### Given exercise
Looking through the listing, how many of its lines hold the word "浙江新能"? Answer with only the number.

### Material to process
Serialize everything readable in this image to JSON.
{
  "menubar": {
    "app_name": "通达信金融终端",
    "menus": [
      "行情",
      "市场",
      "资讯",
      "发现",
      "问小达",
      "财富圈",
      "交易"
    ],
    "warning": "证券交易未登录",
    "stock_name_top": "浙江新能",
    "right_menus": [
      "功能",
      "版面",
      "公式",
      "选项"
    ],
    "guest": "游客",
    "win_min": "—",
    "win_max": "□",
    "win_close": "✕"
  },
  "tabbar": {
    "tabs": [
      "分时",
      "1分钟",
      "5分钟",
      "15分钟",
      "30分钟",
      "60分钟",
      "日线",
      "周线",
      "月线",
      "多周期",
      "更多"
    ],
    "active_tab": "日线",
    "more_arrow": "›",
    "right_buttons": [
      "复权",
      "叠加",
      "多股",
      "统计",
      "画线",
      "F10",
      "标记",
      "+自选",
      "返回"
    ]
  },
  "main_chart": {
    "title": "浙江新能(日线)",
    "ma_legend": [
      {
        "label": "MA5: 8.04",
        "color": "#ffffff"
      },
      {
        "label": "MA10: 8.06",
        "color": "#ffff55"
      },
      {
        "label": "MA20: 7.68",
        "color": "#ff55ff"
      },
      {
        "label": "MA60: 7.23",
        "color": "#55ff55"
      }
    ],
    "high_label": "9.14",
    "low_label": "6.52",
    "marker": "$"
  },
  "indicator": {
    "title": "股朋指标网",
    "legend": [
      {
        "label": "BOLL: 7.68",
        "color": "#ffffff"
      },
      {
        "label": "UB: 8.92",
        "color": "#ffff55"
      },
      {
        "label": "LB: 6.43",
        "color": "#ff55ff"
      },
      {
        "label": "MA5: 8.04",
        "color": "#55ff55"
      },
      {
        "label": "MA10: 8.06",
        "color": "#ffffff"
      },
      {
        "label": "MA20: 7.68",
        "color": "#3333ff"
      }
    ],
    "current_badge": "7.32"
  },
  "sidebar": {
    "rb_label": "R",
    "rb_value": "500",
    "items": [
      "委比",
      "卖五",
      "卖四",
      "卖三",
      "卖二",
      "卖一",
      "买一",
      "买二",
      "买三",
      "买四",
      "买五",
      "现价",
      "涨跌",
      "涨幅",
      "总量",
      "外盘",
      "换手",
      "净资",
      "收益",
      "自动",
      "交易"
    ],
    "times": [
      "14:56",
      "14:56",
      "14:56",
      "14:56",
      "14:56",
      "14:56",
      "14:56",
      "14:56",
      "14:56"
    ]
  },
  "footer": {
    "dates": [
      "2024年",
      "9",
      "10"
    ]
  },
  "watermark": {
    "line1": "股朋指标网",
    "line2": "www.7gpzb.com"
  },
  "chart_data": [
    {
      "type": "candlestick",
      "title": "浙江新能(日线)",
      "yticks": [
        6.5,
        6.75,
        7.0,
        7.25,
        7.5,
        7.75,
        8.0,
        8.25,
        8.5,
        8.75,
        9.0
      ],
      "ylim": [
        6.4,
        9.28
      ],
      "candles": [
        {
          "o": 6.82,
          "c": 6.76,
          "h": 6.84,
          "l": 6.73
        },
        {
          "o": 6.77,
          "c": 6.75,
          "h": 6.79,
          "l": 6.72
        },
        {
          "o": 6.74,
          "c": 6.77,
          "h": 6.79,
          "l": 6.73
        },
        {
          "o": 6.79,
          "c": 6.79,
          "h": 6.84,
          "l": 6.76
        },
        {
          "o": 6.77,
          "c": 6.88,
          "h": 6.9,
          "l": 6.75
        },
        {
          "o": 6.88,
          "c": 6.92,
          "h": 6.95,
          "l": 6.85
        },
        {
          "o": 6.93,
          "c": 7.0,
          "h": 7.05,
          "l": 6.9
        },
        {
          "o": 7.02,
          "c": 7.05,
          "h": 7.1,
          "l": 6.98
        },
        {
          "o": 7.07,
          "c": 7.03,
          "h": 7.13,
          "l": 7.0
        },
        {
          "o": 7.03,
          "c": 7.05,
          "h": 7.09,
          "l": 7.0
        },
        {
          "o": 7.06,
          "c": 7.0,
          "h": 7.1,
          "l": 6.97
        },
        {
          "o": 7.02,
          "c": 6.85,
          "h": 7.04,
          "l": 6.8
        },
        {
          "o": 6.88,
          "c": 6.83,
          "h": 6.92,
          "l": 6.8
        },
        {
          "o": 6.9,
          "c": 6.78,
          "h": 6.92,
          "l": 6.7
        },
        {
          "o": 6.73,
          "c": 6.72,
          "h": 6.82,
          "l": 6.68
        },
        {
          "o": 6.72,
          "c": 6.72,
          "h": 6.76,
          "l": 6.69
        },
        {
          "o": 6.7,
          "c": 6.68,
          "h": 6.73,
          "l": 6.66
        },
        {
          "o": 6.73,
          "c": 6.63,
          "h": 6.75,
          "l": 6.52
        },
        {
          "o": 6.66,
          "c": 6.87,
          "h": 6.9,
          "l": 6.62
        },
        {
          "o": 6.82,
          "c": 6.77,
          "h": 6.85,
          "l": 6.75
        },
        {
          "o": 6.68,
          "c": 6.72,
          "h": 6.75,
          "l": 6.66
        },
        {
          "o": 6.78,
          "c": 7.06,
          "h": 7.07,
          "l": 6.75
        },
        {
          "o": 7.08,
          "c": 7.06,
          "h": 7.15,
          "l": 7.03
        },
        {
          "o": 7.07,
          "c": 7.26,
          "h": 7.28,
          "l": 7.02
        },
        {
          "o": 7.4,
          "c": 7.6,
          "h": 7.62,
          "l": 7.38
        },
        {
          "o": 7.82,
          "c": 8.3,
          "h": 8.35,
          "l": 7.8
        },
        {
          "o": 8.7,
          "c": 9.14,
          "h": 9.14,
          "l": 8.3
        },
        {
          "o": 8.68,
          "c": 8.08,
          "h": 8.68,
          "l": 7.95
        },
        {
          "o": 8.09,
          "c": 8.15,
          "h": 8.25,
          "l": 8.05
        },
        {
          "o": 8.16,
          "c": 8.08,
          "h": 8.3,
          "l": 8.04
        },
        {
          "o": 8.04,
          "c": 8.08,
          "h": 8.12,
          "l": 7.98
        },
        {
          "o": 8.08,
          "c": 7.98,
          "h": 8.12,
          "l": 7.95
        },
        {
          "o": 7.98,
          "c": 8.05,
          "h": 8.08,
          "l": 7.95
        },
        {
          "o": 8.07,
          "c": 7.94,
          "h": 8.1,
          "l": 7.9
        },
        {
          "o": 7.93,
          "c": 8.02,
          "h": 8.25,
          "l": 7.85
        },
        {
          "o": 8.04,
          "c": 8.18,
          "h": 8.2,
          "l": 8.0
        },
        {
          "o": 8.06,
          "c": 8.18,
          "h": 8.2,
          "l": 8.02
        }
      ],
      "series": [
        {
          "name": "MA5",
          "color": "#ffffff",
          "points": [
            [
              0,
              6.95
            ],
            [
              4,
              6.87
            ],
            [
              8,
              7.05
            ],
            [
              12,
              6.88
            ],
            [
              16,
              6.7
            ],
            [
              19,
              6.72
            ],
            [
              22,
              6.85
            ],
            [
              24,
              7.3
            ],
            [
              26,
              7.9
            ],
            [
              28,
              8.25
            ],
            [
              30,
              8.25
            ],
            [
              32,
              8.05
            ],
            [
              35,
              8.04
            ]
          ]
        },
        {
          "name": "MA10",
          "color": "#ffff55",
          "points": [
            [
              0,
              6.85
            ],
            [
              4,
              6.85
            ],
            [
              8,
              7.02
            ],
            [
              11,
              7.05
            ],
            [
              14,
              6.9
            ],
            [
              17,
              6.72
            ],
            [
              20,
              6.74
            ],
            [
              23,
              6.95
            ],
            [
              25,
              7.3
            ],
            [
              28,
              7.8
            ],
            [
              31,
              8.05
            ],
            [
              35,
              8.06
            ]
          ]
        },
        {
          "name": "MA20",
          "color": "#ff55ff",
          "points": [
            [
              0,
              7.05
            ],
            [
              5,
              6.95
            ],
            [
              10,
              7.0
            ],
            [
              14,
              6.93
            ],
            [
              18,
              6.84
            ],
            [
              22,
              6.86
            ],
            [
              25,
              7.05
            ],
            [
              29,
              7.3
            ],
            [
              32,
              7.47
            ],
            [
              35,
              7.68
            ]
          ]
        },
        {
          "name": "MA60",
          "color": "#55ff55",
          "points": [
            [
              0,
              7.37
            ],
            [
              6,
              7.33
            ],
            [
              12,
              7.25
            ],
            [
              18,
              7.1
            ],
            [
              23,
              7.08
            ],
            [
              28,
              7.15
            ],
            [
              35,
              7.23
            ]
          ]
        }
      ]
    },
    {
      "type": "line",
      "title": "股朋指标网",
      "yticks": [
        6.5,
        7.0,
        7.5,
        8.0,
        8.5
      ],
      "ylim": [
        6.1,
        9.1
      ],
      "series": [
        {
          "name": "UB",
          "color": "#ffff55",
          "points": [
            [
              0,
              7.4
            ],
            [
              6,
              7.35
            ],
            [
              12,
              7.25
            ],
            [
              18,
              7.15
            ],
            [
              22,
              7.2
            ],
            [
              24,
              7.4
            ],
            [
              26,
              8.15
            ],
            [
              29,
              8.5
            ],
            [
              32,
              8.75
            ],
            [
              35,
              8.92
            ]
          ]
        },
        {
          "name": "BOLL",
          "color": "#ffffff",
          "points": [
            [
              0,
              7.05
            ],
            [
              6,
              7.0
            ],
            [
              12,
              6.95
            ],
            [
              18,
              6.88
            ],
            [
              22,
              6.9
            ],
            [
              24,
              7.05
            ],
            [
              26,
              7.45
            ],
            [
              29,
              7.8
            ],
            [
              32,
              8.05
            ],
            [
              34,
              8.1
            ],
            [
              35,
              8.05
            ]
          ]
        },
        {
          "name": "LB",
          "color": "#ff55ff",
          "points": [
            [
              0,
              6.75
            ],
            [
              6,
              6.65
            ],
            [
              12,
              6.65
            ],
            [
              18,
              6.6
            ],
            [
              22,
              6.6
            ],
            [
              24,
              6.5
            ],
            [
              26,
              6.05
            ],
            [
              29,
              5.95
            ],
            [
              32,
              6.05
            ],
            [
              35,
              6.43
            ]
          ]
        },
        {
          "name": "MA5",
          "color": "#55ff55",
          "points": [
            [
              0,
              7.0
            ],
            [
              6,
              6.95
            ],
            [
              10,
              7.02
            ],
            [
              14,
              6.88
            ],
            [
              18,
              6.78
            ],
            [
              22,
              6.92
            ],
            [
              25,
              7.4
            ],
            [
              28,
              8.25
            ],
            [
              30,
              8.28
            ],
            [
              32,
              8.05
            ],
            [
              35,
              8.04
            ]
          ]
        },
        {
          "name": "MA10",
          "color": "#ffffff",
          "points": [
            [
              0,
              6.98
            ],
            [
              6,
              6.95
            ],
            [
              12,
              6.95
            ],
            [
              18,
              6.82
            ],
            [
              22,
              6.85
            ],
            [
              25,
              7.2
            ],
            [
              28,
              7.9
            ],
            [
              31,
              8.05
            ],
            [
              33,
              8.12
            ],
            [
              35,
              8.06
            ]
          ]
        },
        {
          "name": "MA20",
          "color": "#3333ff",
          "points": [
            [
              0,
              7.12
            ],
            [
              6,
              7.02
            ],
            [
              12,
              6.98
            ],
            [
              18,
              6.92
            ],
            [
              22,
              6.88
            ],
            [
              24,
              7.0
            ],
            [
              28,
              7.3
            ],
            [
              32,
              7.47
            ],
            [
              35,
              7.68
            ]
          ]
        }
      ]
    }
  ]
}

### Task result
3